*Material shown*
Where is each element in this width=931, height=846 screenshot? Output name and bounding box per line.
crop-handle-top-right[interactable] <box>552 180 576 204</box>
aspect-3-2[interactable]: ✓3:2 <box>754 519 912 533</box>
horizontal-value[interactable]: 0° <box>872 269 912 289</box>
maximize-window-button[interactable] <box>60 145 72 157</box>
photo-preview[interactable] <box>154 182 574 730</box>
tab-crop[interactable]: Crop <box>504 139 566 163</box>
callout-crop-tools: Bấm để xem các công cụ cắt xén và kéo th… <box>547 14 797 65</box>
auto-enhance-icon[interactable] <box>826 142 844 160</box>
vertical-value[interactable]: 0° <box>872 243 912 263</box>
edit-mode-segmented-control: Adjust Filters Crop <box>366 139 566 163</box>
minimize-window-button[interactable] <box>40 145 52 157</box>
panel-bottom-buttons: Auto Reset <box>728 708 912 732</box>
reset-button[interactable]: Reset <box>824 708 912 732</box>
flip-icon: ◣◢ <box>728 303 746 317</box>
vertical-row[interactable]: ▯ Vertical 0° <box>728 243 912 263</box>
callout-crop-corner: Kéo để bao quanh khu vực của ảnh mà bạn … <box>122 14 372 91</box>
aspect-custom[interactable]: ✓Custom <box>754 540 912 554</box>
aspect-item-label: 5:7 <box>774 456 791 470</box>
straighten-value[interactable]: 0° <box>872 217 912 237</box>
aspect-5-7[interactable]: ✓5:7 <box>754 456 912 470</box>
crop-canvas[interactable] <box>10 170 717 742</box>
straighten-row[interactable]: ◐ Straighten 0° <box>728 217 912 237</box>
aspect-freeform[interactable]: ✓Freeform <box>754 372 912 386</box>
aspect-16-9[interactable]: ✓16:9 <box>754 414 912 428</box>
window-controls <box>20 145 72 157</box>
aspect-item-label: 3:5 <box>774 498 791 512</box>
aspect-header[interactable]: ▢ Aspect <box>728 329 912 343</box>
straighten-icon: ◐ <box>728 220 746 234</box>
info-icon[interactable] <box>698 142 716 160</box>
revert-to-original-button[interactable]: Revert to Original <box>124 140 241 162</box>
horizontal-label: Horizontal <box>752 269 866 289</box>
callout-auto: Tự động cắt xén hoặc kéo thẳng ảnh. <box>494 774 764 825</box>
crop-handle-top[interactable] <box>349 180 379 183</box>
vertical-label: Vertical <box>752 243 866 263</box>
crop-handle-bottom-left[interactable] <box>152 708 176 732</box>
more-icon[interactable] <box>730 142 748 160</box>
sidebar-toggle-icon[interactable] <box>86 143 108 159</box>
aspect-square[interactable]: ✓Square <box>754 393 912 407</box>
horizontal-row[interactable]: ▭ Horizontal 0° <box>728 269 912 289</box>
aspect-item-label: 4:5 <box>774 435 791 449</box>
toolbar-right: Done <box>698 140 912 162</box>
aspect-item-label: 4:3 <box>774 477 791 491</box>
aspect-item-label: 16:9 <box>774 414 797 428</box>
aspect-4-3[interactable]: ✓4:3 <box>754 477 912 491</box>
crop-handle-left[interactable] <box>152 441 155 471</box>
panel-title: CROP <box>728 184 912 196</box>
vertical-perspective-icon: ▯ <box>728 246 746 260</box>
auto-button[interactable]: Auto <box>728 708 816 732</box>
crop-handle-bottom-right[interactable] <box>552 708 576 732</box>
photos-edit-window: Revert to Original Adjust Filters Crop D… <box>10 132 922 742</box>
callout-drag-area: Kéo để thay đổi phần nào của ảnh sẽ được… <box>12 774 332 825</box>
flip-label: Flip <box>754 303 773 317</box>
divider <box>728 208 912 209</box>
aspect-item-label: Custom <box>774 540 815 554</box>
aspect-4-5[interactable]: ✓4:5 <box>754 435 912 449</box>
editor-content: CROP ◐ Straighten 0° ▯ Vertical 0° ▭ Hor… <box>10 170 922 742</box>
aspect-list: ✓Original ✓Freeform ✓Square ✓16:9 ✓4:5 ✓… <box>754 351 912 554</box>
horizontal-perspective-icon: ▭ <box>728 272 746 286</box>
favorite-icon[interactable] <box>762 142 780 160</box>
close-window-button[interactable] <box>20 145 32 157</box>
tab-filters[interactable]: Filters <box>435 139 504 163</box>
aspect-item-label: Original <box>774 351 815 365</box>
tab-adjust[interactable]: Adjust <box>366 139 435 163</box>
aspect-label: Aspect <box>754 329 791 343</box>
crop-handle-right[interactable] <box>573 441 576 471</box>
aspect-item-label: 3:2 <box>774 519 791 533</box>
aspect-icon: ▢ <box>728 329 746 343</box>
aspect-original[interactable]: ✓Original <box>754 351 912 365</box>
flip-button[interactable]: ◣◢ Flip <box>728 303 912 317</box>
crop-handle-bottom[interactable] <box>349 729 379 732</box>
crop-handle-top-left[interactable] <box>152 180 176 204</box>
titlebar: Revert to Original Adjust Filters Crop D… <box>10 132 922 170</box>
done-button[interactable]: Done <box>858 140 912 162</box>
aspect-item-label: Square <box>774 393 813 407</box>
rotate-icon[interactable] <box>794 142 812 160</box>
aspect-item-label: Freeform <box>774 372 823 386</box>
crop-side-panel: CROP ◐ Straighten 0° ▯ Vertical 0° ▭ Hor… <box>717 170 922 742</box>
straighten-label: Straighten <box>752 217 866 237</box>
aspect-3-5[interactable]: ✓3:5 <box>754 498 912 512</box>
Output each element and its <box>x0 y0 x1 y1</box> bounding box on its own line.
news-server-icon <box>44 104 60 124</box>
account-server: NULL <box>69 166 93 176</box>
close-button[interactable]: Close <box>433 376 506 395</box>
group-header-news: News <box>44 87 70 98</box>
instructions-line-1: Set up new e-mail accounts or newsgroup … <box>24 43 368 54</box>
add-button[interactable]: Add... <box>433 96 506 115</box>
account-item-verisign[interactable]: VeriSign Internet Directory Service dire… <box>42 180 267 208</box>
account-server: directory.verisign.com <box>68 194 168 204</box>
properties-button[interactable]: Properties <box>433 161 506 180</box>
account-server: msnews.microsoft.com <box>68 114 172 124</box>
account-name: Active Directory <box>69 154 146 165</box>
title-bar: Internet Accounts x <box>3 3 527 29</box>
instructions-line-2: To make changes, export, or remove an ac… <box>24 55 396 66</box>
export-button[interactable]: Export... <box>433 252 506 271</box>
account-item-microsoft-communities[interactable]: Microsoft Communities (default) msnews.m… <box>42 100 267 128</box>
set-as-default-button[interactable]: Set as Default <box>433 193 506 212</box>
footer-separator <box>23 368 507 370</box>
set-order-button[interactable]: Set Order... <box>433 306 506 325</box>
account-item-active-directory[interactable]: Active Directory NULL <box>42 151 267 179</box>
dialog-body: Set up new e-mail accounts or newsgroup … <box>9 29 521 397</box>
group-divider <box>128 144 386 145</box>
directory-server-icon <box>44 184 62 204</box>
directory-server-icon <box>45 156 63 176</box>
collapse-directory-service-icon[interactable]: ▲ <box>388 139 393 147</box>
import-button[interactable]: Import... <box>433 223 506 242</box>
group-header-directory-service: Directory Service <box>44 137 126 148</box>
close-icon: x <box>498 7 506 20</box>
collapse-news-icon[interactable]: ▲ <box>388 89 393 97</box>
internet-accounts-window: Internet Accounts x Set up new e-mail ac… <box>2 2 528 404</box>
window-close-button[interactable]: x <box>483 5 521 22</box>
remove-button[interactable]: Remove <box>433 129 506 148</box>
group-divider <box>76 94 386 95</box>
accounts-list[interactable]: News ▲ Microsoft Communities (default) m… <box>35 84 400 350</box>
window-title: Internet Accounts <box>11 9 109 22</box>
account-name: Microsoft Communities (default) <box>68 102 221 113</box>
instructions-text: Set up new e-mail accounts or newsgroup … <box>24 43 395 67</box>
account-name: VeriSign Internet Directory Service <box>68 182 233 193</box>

*Task to complete*
Please give the material from its start through the line holding "vertical-value[interactable]: 0° <box>872", inclusive, as a Markdown table with the columns No. and Line, leaving out blank lines.

*Solution to the problem*
| No. | Line |
|---|---|
| 1 | Where is each element in this width=931, height=846 screenshot? Output name and bounding box per line. |
| 2 | crop-handle-top-right[interactable] <box>552 180 576 204</box> |
| 3 | aspect-3-2[interactable]: ✓3:2 <box>754 519 912 533</box> |
| 4 | horizontal-value[interactable]: 0° <box>872 269 912 289</box> |
| 5 | maximize-window-button[interactable] <box>60 145 72 157</box> |
| 6 | photo-preview[interactable] <box>154 182 574 730</box> |
| 7 | tab-crop[interactable]: Crop <box>504 139 566 163</box> |
| 8 | callout-crop-tools: Bấm để xem các công cụ cắt xén và kéo th… <box>547 14 797 65</box> |
| 9 | auto-enhance-icon[interactable] <box>826 142 844 160</box> |
| 10 | vertical-value[interactable]: 0° <box>872 243 912 263</box> |